STATED TASK:
Your copy of the material below should match it exactly, except that it holds no pictures.

MATERIAL FOR THIS TASK:
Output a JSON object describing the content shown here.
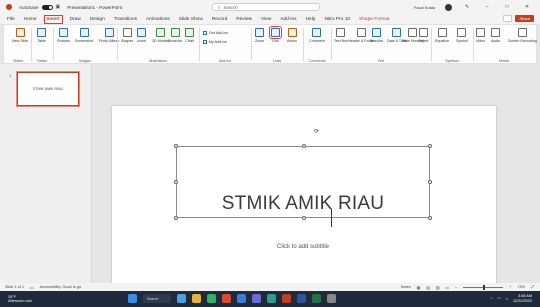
{
  "titlebar": {
    "autosave_label": "AutoSave",
    "autosave_state": "On",
    "doc_title": "Presentation1 - PowerPoint",
    "search_placeholder": "Search",
    "user_name": "Fauzi Koala"
  },
  "tabs": [
    "File",
    "Home",
    "Insert",
    "Draw",
    "Design",
    "Transitions",
    "Animations",
    "Slide Show",
    "Record",
    "Review",
    "View",
    "Add-ins",
    "Help",
    "Nitro Pro 10",
    "Shape Format"
  ],
  "active_tab": "Insert",
  "share_label": "Share",
  "ribbon": {
    "groups": {
      "slides": "Slides",
      "tables": "Tables",
      "images": "Images",
      "illustrations": "Illustrations",
      "addins": "Add-ins",
      "links": "Links",
      "comments": "Comments",
      "text": "Text",
      "symbols": "Symbols",
      "media": "Media"
    },
    "buttons": {
      "new_slide": "New Slide",
      "table": "Table",
      "pictures": "Pictures",
      "screenshot": "Screenshot",
      "photo_album": "Photo Album",
      "shapes": "Shapes",
      "icons": "Icons",
      "models": "3D Models",
      "smartart": "SmartArt",
      "chart": "Chart",
      "get_addins": "Get Add-ins",
      "my_addins": "My Add-ins",
      "zoom": "Zoom",
      "link": "Link",
      "action": "Action",
      "comment": "Comment",
      "text_box": "Text Box",
      "header_footer": "Header & Footer",
      "wordart": "WordArt",
      "date_time": "Date & Time",
      "slide_number": "Slide Number",
      "object": "Object",
      "equation": "Equation",
      "symbol": "Symbol",
      "video": "Video",
      "audio": "Audio",
      "screen_recording": "Screen Recording"
    }
  },
  "thumbnails": {
    "slide_number": "1",
    "text": "STMIK AMIK RIAU"
  },
  "slide": {
    "title": "STMIK AMIK RIAU",
    "subtitle_placeholder": "Click to add subtitle"
  },
  "statusbar": {
    "slide_counter": "Slide 1 of 1",
    "accessibility": "Accessibility: Good to go",
    "notes": "Notes",
    "zoom": "73%"
  },
  "taskbar": {
    "weather_temp": "29°F",
    "weather_desc": "Afternoon rain",
    "search_label": "Search",
    "time": "3:58 AM",
    "date": "12/22/2022"
  },
  "colors": {
    "accent": "#c43e1c",
    "highlight": "#e03a3a",
    "taskbar": "#1f2a3a"
  }
}
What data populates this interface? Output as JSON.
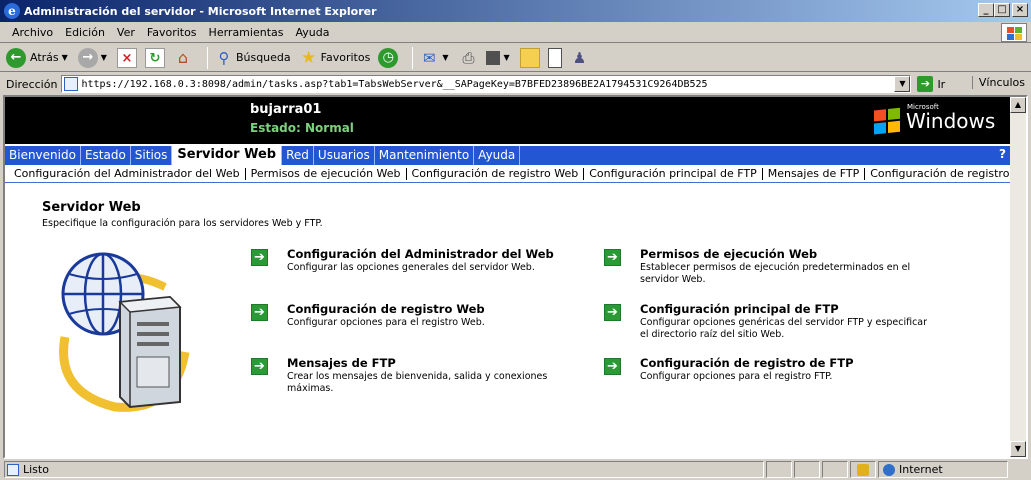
{
  "window": {
    "title": "Administración del servidor - Microsoft Internet Explorer"
  },
  "menubar": {
    "items": [
      {
        "label": "Archivo"
      },
      {
        "label": "Edición"
      },
      {
        "label": "Ver"
      },
      {
        "label": "Favoritos"
      },
      {
        "label": "Herramientas"
      },
      {
        "label": "Ayuda"
      }
    ]
  },
  "toolbar": {
    "back_label": "Atrás",
    "search_label": "Búsqueda",
    "favorites_label": "Favoritos"
  },
  "address": {
    "label": "Dirección",
    "url": "https://192.168.0.3:8098/admin/tasks.asp?tab1=TabsWebServer&__SAPageKey=B7BFED23896BE2A1794531C9264DB525",
    "go_label": "Ir",
    "links_label": "Vínculos"
  },
  "header": {
    "server_name": "bujarra01",
    "status": "Estado: Normal",
    "logo_small": "Microsoft",
    "logo_big": "Windows"
  },
  "tabs": [
    {
      "label": "Bienvenido"
    },
    {
      "label": "Estado"
    },
    {
      "label": "Sitios"
    },
    {
      "label": "Servidor Web"
    },
    {
      "label": "Red"
    },
    {
      "label": "Usuarios"
    },
    {
      "label": "Mantenimiento"
    },
    {
      "label": "Ayuda"
    }
  ],
  "help_icon": "?",
  "subtabs": [
    {
      "label": "Configuración del Administrador del Web"
    },
    {
      "label": "Permisos de ejecución Web"
    },
    {
      "label": "Configuración de registro Web"
    },
    {
      "label": "Configuración principal de FTP"
    },
    {
      "label": "Mensajes de FTP"
    },
    {
      "label": "Configuración de registro de FTP"
    }
  ],
  "page": {
    "title": "Servidor Web",
    "description": "Especifique la configuración para los servidores Web y FTP."
  },
  "tasks": [
    {
      "title": "Configuración del Administrador del Web",
      "desc": "Configurar las opciones generales del servidor Web."
    },
    {
      "title": "Permisos de ejecución Web",
      "desc": "Establecer permisos de ejecución predeterminados en el servidor Web."
    },
    {
      "title": "Configuración de registro Web",
      "desc": "Configurar opciones para el registro Web."
    },
    {
      "title": "Configuración principal de FTP",
      "desc": "Configurar opciones genéricas del servidor FTP y especificar el directorio raíz del sitio Web."
    },
    {
      "title": "Mensajes de FTP",
      "desc": "Crear los mensajes de bienvenida, salida y conexiones máximas."
    },
    {
      "title": "Configuración de registro de FTP",
      "desc": "Configurar opciones para el registro FTP."
    }
  ],
  "statusbar": {
    "status": "Listo",
    "zone": "Internet"
  },
  "colors": {
    "tab_bar": "#2356d3",
    "task_arrow": "#2a9a37",
    "status_green": "#7cd17c"
  }
}
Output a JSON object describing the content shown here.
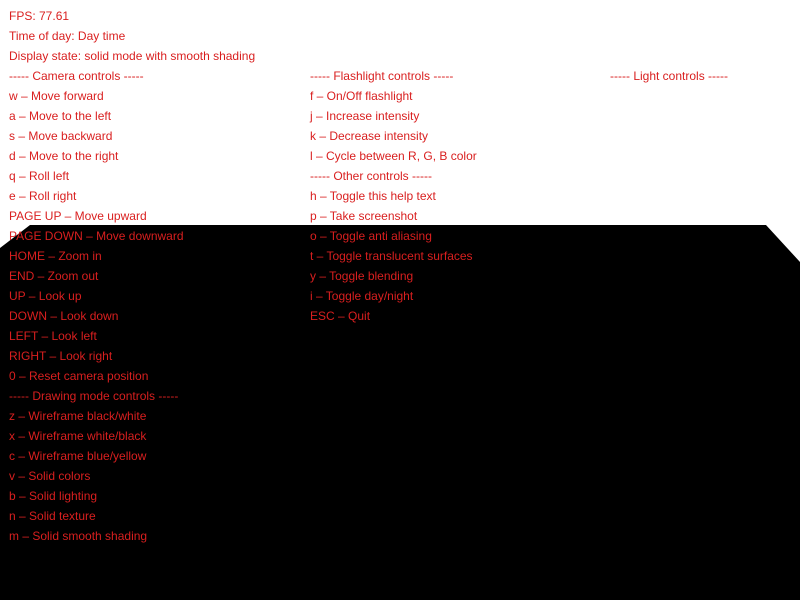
{
  "colors": {
    "hud_text": "#d91f1f",
    "sky": "#ffffff",
    "ground": "#000000"
  },
  "status": {
    "fps": "FPS: 77.61",
    "time_of_day": "Time of day: Day time",
    "display_state": "Display state: solid mode with smooth shading"
  },
  "camera": {
    "header": "----- Camera controls -----",
    "items": [
      "w – Move forward",
      "a – Move to the left",
      "s – Move backward",
      "d – Move to the right",
      "q – Roll left",
      "e – Roll right",
      "PAGE UP – Move upward",
      "PAGE DOWN – Move downward",
      "HOME – Zoom in",
      "END – Zoom out",
      "UP – Look up",
      "DOWN – Look down",
      "LEFT – Look left",
      "RIGHT – Look right",
      "0 – Reset camera position"
    ]
  },
  "drawing": {
    "header": "----- Drawing mode controls -----",
    "items": [
      "z – Wireframe black/white",
      "x – Wireframe white/black",
      "c – Wireframe blue/yellow",
      "v – Solid colors",
      "b – Solid lighting",
      "n – Solid texture",
      "m – Solid smooth shading"
    ]
  },
  "flashlight": {
    "header": "----- Flashlight controls -----",
    "items": [
      "f – On/Off flashlight",
      "j – Increase intensity",
      "k – Decrease intensity",
      "l – Cycle between R, G, B color"
    ]
  },
  "other": {
    "header": "----- Other controls -----",
    "items": [
      "h – Toggle this help text",
      "p – Take screenshot",
      "o – Toggle anti aliasing",
      "t – Toggle translucent surfaces",
      "y – Toggle blending",
      "i – Toggle day/night",
      "ESC – Quit"
    ]
  },
  "light": {
    "header": "----- Light controls -----"
  }
}
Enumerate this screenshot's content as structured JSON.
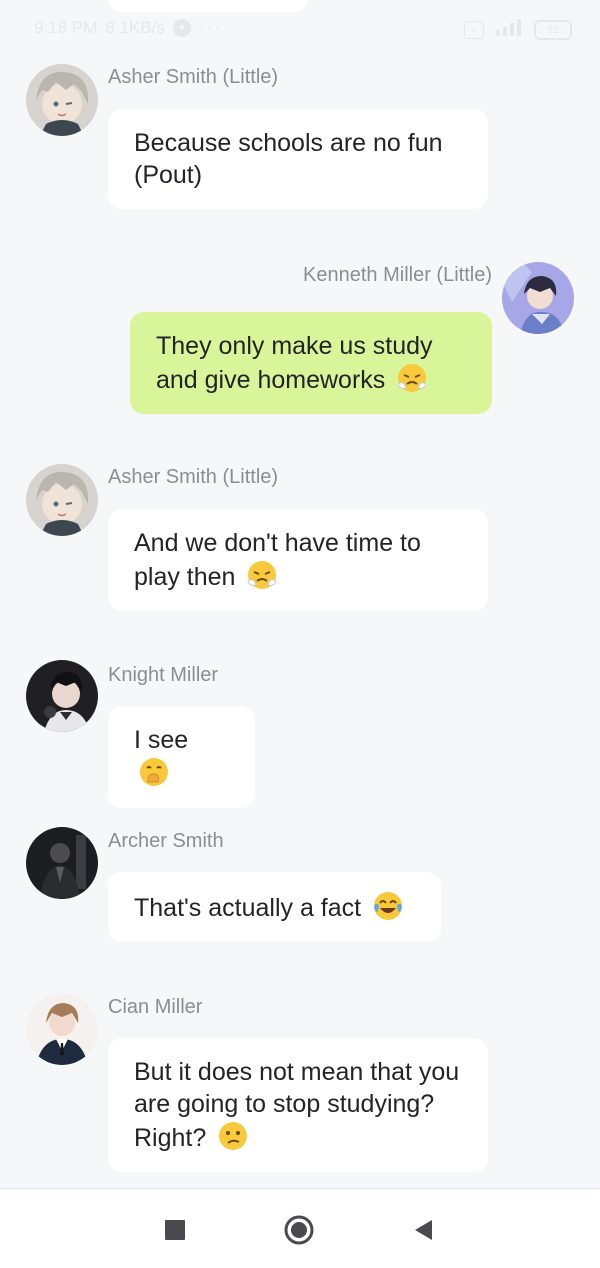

SOLUTION FOR THIS EXERCISE:
Output a JSON object describing the content shown here.
{
  "titlebar": {
    "autosave_label": "AutoSave",
    "autosave_state": "On",
    "doc_title": "Presentation1 - PowerPoint",
    "search_placeholder": "Search",
    "user_name": "Fauzi Koala"
  },
  "tabs": [
    "File",
    "Home",
    "Insert",
    "Draw",
    "Design",
    "Transitions",
    "Animations",
    "Slide Show",
    "Record",
    "Review",
    "View",
    "Add-ins",
    "Help",
    "Nitro Pro 10",
    "Shape Format"
  ],
  "active_tab": "Insert",
  "share_label": "Share",
  "ribbon": {
    "groups": {
      "slides": "Slides",
      "tables": "Tables",
      "images": "Images",
      "illustrations": "Illustrations",
      "addins": "Add-ins",
      "links": "Links",
      "comments": "Comments",
      "text": "Text",
      "symbols": "Symbols",
      "media": "Media"
    },
    "buttons": {
      "new_slide": "New Slide",
      "table": "Table",
      "pictures": "Pictures",
      "screenshot": "Screenshot",
      "photo_album": "Photo Album",
      "shapes": "Shapes",
      "icons": "Icons",
      "models": "3D Models",
      "smartart": "SmartArt",
      "chart": "Chart",
      "get_addins": "Get Add-ins",
      "my_addins": "My Add-ins",
      "zoom": "Zoom",
      "link": "Link",
      "action": "Action",
      "comment": "Comment",
      "text_box": "Text Box",
      "header_footer": "Header & Footer",
      "wordart": "WordArt",
      "date_time": "Date & Time",
      "slide_number": "Slide Number",
      "object": "Object",
      "equation": "Equation",
      "symbol": "Symbol",
      "video": "Video",
      "audio": "Audio",
      "screen_recording": "Screen Recording"
    }
  },
  "thumbnails": {
    "slide_number": "1",
    "text": "STMIK AMIK RIAU"
  },
  "slide": {
    "title": "STMIK AMIK RIAU",
    "subtitle_placeholder": "Click to add subtitle"
  },
  "statusbar": {
    "slide_counter": "Slide 1 of 1",
    "accessibility": "Accessibility: Good to go",
    "notes": "Notes",
    "zoom": "73%"
  },
  "taskbar": {
    "weather_temp": "29°F",
    "weather_desc": "Afternoon rain",
    "search_label": "Search",
    "time": "3:58 AM",
    "date": "12/22/2022"
  },
  "colors": {
    "accent": "#c43e1c",
    "highlight": "#e03a3a",
    "taskbar": "#1f2a3a"
  }
}
What data populates this interface? Output as JSON.
{
  "window": {
    "title": "Administración del servidor - Microsoft Internet Explorer"
  },
  "menubar": {
    "items": [
      {
        "label": "Archivo"
      },
      {
        "label": "Edición"
      },
      {
        "label": "Ver"
      },
      {
        "label": "Favoritos"
      },
      {
        "label": "Herramientas"
      },
      {
        "label": "Ayuda"
      }
    ]
  },
  "toolbar": {
    "back_label": "Atrás",
    "search_label": "Búsqueda",
    "favorites_label": "Favoritos"
  },
  "address": {
    "label": "Dirección",
    "url": "https://192.168.0.3:8098/admin/tasks.asp?tab1=TabsWebServer&__SAPageKey=B7BFED23896BE2A1794531C9264DB525",
    "go_label": "Ir",
    "links_label": "Vínculos"
  },
  "header": {
    "server_name": "bujarra01",
    "status": "Estado: Normal",
    "logo_small": "Microsoft",
    "logo_big": "Windows"
  },
  "tabs": [
    {
      "label": "Bienvenido"
    },
    {
      "label": "Estado"
    },
    {
      "label": "Sitios"
    },
    {
      "label": "Servidor Web"
    },
    {
      "label": "Red"
    },
    {
      "label": "Usuarios"
    },
    {
      "label": "Mantenimiento"
    },
    {
      "label": "Ayuda"
    }
  ],
  "help_icon": "?",
  "subtabs": [
    {
      "label": "Configuración del Administrador del Web"
    },
    {
      "label": "Permisos de ejecución Web"
    },
    {
      "label": "Configuración de registro Web"
    },
    {
      "label": "Configuración principal de FTP"
    },
    {
      "label": "Mensajes de FTP"
    },
    {
      "label": "Configuración de registro de FTP"
    }
  ],
  "page": {
    "title": "Servidor Web",
    "description": "Especifique la configuración para los servidores Web y FTP."
  },
  "tasks": [
    {
      "title": "Configuración del Administrador del Web",
      "desc": "Configurar las opciones generales del servidor Web."
    },
    {
      "title": "Permisos de ejecución Web",
      "desc": "Establecer permisos de ejecución predeterminados en el servidor Web."
    },
    {
      "title": "Configuración de registro Web",
      "desc": "Configurar opciones para el registro Web."
    },
    {
      "title": "Configuración principal de FTP",
      "desc": "Configurar opciones genéricas del servidor FTP y especificar el directorio raíz del sitio Web."
    },
    {
      "title": "Mensajes de FTP",
      "desc": "Crear los mensajes de bienvenida, salida y conexiones máximas."
    },
    {
      "title": "Configuración de registro de FTP",
      "desc": "Configurar opciones para el registro FTP."
    }
  ],
  "statusbar": {
    "status": "Listo",
    "zone": "Internet"
  },
  "colors": {
    "tab_bar": "#2356d3",
    "task_arrow": "#2a9a37",
    "status_green": "#7cd17c"
  }
}
Output a JSON object describing the content shown here.
{
  "colors": {
    "hud_text": "#d91f1f",
    "sky": "#ffffff",
    "ground": "#000000"
  },
  "status": {
    "fps": "FPS: 77.61",
    "time_of_day": "Time of day: Day time",
    "display_state": "Display state: solid mode with smooth shading"
  },
  "camera": {
    "header": "----- Camera controls -----",
    "items": [
      "w – Move forward",
      "a – Move to the left",
      "s – Move backward",
      "d – Move to the right",
      "q – Roll left",
      "e – Roll right",
      "PAGE UP – Move upward",
      "PAGE DOWN – Move downward",
      "HOME – Zoom in",
      "END – Zoom out",
      "UP – Look up",
      "DOWN – Look down",
      "LEFT – Look left",
      "RIGHT – Look right",
      "0 – Reset camera position"
    ]
  },
  "drawing": {
    "header": "----- Drawing mode controls -----",
    "items": [
      "z – Wireframe black/white",
      "x – Wireframe white/black",
      "c – Wireframe blue/yellow",
      "v – Solid colors",
      "b – Solid lighting",
      "n – Solid texture",
      "m – Solid smooth shading"
    ]
  },
  "flashlight": {
    "header": "----- Flashlight controls -----",
    "items": [
      "f – On/Off flashlight",
      "j – Increase intensity",
      "k – Decrease intensity",
      "l – Cycle between R, G, B color"
    ]
  },
  "other": {
    "header": "----- Other controls -----",
    "items": [
      "h – Toggle this help text",
      "p – Take screenshot",
      "o – Toggle anti aliasing",
      "t – Toggle translucent surfaces",
      "y – Toggle blending",
      "i – Toggle day/night",
      "ESC – Quit"
    ]
  },
  "light": {
    "header": "----- Light controls -----"
  }
}
Enumerate this screenshot's content as structured JSON.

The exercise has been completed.